Gene-set enrichment analysis (MAGENTA)

Pathway-based associations using summary statistics from the GWAS meta-analysis of own and offspring birth weight and WLM-adjusted meta-analysis were tested using MAGENTA⁵⁶. Briefly, the software maps each gene to the SNP with the lowest P-value within a 110kb upstream and 40kb downstream window. This P-value is corrected for factors such as SNP density and gene size using a regression model. Genes within the HLA region were excluded. The observed number of gene scores within a given pathway with a ranked gene score above a given threshold (95^th or 75^th percentile) was calculated. This statistic was compared with 1,000,000 randomly permuted pathways of the same size to calculate an empirical P-value for each pathway. We considered pathways with false discovery rate (FDR) < 0.05 to be of interest. The 3,230 biological pathways tested were from the BIOCARTA, Gene Ontology, KEGG, PANTHER and READTOME databases along with a small number of custom gene-sets.

Gestational duration associations

We extracted the 209 lead birth weight-associated SNPs from the summary statistics provided by 23andMe and published in a recent GWAS of gestational duration²⁰. Any birth weight-associated SNP that was also associated with gestational duration (P<2.4x10^-4, corrected for 209 tests) was followed-up in 13,206 mother-child pairs from the MoBa-HARVEST, ALSPAC and EFSOCH studies. Preterm births (gestational duration <37 weeks) were removed before analysis, and gestational duration and birth weight were both z-score transformed. We conducted linear regression analyses to test the association between maternal or fetal genotype (both unadjusted and adjusted genotype effects) and gestational duration, birth weight or gestational duration adjusted for birth weight. The association analysis results were combined using inverse variance weighted meta-analysis. We also combined the unadjusted maternal SNP-gestational duration associations with the 23andMe summary statistics²⁰ using P value based meta-analysis implemented in METAL⁵⁴.

Association between birth weight-associated SNPs and a variety of traits

We performed GWAS on 78 traits in the UK Biobank using BOLT-LMM in an analogous way to analysis of own birth weight. Phenotype definitions for the 78 traits are described in Frayling et al.⁵⁷. Association statistics for the 209 lead birth weight-associated SNPs were then extracted from the results (Supplementary Table 13). Additionally, we searched the NHGRI GWAS catalog (https://www.ebi.ac.uk/gwas/; accessed 16th January 2018) for the 209 lead birth weight-associated SNPs, or SNPs in high LD with the 209 lead SNPs (r²>0.8), and reported associations with other traits (Supplementary Table 13).

— Exercises —
1. In the methods text, how many biological pathways were tested with MAGENTA?
2. List the studies that the methods text says supplied the 13,206 mother-child pairs used for follow-up.
3. Reproduce the passage of the methods text between "Association between birth" and "traits (Supplementary Table 13).", inclusive, word for word.
The listing after this text is separate material and has no connection to it.

— Material provided —

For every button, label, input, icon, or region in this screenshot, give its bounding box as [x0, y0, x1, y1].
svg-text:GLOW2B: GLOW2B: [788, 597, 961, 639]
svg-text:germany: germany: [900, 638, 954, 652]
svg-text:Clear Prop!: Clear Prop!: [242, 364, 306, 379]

— Answers to the exercises —
1. 3,230

2. MoBa-HARVEST, ALSPAC, EFSOCH

3.
Association between birth weight-associated SNPs and a variety of traits

We performed GWAS on 78 traits in the UK Biobank using BOLT-LMM in an analogous way to analysis of own birth weight. Phenotype definitions for the 78 traits are described in Frayling et al.⁵⁷. Association statistics for the 209 lead birth weight-associated SNPs were then extracted from the results (Supplementary Table 13). Additionally, we searched the NHGRI GWAS catalog (https://www.ebi.ac.uk/gwas/; accessed 16th January 2018) for the 209 lead birth weight-associated SNPs, or SNPs in high LD with the 209 lead SNPs (r²>0.8), and reported associations with other traits (Supplementary Table 13).